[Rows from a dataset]
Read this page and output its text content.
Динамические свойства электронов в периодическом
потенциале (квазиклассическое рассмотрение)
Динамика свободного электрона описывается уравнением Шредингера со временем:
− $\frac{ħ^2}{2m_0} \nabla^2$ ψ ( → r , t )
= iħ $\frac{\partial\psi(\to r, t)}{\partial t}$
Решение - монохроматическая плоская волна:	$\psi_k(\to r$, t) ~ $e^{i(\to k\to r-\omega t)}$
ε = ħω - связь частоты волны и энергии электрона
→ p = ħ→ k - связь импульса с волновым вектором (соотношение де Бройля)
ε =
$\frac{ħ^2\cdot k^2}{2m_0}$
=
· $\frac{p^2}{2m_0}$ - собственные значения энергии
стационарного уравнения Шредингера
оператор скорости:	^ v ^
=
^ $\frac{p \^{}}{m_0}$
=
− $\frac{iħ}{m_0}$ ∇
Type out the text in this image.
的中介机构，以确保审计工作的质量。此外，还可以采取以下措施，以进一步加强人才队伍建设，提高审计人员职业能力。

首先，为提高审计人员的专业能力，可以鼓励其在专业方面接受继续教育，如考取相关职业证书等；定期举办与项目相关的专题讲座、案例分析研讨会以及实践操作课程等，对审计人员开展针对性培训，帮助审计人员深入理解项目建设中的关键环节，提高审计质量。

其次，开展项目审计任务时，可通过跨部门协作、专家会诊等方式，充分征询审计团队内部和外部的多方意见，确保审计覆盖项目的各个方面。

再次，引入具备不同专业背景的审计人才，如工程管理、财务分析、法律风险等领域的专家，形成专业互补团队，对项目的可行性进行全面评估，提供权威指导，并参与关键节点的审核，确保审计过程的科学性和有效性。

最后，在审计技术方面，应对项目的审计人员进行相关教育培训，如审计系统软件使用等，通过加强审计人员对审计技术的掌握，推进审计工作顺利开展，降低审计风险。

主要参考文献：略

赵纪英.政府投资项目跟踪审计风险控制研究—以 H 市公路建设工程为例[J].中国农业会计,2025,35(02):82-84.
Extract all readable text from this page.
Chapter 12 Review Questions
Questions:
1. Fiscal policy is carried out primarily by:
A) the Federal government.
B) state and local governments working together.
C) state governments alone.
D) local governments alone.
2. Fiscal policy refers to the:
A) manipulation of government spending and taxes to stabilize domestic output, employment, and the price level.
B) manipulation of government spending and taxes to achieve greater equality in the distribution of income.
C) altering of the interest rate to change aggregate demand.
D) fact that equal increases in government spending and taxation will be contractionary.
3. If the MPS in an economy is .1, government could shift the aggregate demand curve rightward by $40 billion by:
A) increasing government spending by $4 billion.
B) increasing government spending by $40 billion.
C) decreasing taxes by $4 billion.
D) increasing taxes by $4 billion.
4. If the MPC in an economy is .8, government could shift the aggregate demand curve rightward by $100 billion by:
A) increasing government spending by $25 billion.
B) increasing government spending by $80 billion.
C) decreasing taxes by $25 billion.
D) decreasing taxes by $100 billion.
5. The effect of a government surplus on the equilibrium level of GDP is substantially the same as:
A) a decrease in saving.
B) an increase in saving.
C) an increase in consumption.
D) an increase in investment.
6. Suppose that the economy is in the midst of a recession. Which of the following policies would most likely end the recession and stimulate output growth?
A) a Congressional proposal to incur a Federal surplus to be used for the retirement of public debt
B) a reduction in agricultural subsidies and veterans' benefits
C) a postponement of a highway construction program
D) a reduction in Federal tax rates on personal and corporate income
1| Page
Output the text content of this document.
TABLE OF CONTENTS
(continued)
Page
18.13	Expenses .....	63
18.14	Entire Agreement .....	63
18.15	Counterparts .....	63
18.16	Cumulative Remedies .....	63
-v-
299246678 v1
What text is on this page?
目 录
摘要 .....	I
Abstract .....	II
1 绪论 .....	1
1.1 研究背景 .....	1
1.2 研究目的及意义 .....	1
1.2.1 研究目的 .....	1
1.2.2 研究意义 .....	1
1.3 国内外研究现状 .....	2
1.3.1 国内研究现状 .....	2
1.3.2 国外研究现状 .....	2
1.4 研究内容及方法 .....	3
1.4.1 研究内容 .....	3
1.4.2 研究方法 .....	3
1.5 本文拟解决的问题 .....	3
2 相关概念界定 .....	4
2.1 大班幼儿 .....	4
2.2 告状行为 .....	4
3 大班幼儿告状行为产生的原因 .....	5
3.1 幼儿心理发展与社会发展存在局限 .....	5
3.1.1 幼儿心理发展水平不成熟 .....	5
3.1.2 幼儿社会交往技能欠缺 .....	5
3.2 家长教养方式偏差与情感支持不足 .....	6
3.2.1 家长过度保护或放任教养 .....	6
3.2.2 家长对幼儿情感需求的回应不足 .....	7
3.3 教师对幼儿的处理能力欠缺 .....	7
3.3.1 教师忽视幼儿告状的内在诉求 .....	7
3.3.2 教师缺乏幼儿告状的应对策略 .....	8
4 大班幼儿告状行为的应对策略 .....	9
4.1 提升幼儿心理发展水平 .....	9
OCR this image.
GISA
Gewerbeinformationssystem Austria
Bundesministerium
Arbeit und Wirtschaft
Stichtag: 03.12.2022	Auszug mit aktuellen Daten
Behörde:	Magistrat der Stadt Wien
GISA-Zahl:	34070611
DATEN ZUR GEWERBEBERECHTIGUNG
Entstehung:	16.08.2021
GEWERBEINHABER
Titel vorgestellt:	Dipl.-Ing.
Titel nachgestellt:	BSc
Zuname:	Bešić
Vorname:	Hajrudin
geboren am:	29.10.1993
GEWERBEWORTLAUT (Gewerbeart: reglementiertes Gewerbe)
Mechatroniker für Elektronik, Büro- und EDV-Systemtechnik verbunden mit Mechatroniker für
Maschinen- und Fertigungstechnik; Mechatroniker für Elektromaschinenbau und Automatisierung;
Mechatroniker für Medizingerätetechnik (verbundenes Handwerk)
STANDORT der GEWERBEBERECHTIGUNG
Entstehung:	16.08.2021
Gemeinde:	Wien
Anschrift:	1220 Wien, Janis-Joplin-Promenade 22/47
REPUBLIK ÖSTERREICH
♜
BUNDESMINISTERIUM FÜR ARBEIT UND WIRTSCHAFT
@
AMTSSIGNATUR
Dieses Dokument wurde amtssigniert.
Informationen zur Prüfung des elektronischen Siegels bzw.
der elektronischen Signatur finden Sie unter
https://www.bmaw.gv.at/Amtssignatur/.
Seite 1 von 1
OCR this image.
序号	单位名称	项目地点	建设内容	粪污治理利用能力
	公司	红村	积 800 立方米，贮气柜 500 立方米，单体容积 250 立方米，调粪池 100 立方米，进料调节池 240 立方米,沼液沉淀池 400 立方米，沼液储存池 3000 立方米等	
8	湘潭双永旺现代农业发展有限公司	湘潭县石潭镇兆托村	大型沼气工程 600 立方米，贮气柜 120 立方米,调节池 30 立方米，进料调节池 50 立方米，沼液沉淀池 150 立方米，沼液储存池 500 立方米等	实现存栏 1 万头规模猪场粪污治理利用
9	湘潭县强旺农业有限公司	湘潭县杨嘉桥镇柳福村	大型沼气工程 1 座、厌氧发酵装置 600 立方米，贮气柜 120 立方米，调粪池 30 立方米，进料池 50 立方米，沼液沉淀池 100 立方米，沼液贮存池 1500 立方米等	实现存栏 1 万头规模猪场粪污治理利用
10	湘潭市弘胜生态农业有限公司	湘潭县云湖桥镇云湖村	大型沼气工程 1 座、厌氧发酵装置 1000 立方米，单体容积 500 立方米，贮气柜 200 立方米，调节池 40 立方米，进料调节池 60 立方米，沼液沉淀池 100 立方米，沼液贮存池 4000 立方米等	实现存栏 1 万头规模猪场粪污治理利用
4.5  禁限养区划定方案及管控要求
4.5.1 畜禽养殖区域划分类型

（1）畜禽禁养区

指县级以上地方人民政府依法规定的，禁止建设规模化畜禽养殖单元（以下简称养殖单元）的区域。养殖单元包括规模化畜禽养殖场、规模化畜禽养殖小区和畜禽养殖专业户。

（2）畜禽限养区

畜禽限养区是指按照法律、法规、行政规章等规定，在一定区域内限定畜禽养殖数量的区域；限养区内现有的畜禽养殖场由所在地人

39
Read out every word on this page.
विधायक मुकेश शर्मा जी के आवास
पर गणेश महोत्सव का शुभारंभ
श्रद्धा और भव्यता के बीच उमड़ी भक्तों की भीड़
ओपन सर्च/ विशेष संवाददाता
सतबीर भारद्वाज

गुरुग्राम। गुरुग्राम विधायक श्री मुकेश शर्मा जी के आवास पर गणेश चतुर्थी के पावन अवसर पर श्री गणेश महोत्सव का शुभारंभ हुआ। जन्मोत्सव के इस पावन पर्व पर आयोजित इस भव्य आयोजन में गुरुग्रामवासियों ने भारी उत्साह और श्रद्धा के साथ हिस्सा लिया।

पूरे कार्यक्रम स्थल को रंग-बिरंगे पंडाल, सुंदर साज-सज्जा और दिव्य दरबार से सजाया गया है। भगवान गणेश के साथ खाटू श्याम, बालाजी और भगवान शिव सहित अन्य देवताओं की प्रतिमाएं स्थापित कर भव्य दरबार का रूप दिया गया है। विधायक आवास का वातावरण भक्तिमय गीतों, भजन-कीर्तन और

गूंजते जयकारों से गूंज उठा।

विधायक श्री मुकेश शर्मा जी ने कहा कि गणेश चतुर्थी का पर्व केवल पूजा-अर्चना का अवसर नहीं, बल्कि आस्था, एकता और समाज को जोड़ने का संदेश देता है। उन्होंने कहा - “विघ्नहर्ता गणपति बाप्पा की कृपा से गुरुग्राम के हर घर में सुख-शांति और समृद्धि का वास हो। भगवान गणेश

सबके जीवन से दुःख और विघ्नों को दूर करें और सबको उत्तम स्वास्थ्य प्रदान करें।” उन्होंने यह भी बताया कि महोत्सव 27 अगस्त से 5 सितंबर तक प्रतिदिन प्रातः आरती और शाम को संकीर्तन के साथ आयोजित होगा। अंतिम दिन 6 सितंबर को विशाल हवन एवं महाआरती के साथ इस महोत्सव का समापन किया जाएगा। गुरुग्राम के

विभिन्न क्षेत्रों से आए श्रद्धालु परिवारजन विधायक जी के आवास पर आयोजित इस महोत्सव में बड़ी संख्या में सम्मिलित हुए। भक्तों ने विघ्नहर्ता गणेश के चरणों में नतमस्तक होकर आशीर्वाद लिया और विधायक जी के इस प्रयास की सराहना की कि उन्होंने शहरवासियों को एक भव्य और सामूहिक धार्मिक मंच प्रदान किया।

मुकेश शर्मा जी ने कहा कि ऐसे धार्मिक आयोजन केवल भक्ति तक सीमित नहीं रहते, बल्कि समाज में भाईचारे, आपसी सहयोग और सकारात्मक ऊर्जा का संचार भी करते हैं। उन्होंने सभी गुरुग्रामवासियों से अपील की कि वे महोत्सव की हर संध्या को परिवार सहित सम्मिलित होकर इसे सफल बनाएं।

GOAL –
Scan the records above and report how many lines include the word "that", without any other text.

OUTPUT FOR THIS TASK –
2